Where the string "minerals" appears in a line of the material below, copy that line.

+++ MATERIAL SUPPLIED +++

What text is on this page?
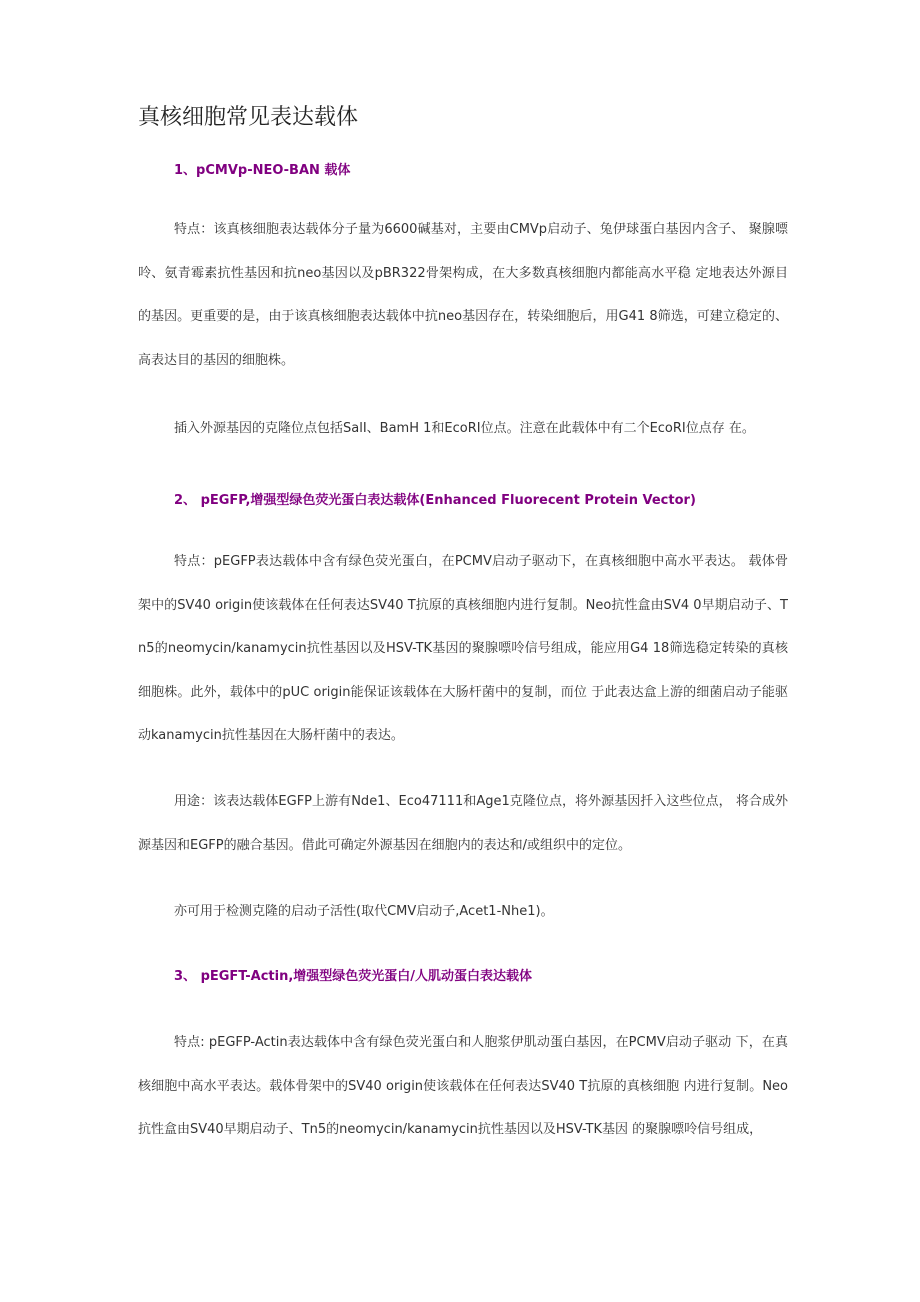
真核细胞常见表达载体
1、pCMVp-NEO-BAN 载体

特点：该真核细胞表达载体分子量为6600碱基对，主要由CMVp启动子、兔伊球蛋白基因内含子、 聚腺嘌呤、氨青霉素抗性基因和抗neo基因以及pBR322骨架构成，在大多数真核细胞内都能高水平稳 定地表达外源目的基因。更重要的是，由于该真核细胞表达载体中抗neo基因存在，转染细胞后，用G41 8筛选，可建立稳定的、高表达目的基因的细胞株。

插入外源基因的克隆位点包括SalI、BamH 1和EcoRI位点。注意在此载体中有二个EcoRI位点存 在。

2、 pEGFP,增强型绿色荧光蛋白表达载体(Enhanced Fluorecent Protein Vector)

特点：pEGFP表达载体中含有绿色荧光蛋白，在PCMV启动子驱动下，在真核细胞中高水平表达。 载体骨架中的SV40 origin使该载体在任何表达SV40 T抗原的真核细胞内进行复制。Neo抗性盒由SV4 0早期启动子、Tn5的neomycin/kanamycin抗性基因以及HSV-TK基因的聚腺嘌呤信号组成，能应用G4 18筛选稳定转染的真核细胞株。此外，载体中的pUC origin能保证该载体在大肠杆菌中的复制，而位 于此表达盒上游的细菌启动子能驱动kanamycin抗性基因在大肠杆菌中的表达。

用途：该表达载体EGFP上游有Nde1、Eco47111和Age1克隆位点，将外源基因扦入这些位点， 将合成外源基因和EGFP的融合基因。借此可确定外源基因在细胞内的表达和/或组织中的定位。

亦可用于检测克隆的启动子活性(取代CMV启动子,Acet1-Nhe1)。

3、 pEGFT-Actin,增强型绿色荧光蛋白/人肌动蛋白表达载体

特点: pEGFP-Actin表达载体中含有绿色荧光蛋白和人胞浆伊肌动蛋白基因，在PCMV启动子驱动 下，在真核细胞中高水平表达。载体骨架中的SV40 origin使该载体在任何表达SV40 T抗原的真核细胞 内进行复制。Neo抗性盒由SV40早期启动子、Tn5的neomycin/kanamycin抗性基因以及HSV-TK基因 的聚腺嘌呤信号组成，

+++
+++ MATERIAL SUPPLIED +++

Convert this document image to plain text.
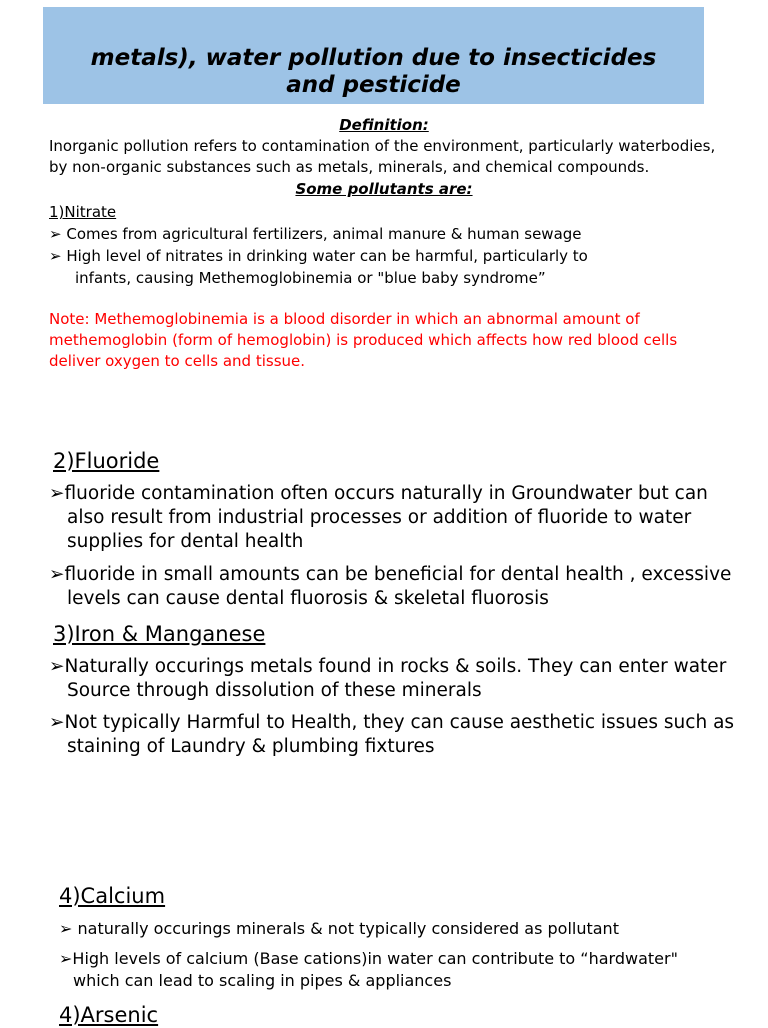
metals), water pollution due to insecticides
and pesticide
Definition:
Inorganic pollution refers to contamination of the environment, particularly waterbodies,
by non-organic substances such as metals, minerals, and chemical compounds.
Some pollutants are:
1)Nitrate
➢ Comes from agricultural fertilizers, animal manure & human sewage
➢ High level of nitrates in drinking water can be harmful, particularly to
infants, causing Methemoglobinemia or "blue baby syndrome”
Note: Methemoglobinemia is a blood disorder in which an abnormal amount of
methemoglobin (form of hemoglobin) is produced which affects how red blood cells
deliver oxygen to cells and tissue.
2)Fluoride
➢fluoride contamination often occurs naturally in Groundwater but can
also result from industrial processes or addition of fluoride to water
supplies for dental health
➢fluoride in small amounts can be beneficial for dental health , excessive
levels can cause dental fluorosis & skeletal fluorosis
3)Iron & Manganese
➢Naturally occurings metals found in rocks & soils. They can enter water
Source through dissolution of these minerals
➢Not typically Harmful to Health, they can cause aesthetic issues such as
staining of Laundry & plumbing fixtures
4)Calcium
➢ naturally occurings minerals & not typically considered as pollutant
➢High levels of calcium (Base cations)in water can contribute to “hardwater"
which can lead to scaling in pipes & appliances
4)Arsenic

+++
+++ MATERIAL SUPPLIED +++

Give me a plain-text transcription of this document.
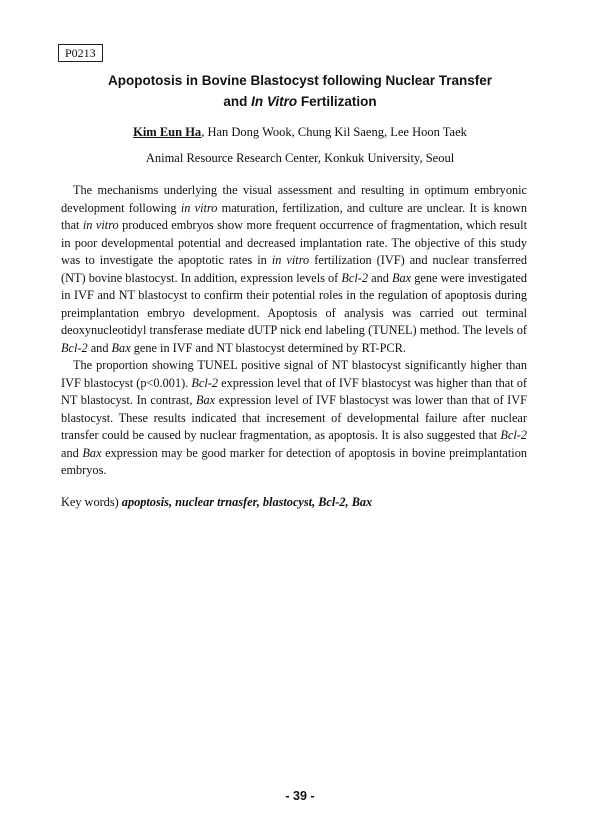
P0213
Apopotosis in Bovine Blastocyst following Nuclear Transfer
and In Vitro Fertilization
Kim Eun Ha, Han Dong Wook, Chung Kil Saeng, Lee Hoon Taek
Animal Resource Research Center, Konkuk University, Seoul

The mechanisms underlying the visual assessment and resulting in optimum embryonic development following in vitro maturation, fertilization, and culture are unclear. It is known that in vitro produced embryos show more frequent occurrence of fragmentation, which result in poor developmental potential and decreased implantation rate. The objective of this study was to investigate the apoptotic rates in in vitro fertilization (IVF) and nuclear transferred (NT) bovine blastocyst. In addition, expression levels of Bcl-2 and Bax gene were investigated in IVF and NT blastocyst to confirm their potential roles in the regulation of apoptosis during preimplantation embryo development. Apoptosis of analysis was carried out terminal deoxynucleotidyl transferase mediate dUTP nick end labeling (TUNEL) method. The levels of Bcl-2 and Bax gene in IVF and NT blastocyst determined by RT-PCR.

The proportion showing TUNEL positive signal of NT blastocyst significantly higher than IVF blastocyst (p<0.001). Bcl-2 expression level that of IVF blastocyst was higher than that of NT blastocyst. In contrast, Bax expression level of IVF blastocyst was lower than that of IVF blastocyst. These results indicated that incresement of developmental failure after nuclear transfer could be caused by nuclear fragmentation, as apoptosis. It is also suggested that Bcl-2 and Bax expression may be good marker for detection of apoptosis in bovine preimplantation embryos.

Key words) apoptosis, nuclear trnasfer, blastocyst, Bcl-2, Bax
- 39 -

+++

_TASK ANSWER:_
by non-organic substances such as metals, minerals, and chemical compounds.
Source through dissolution of these minerals
➢ naturally occurings minerals & not typically considered as pollutant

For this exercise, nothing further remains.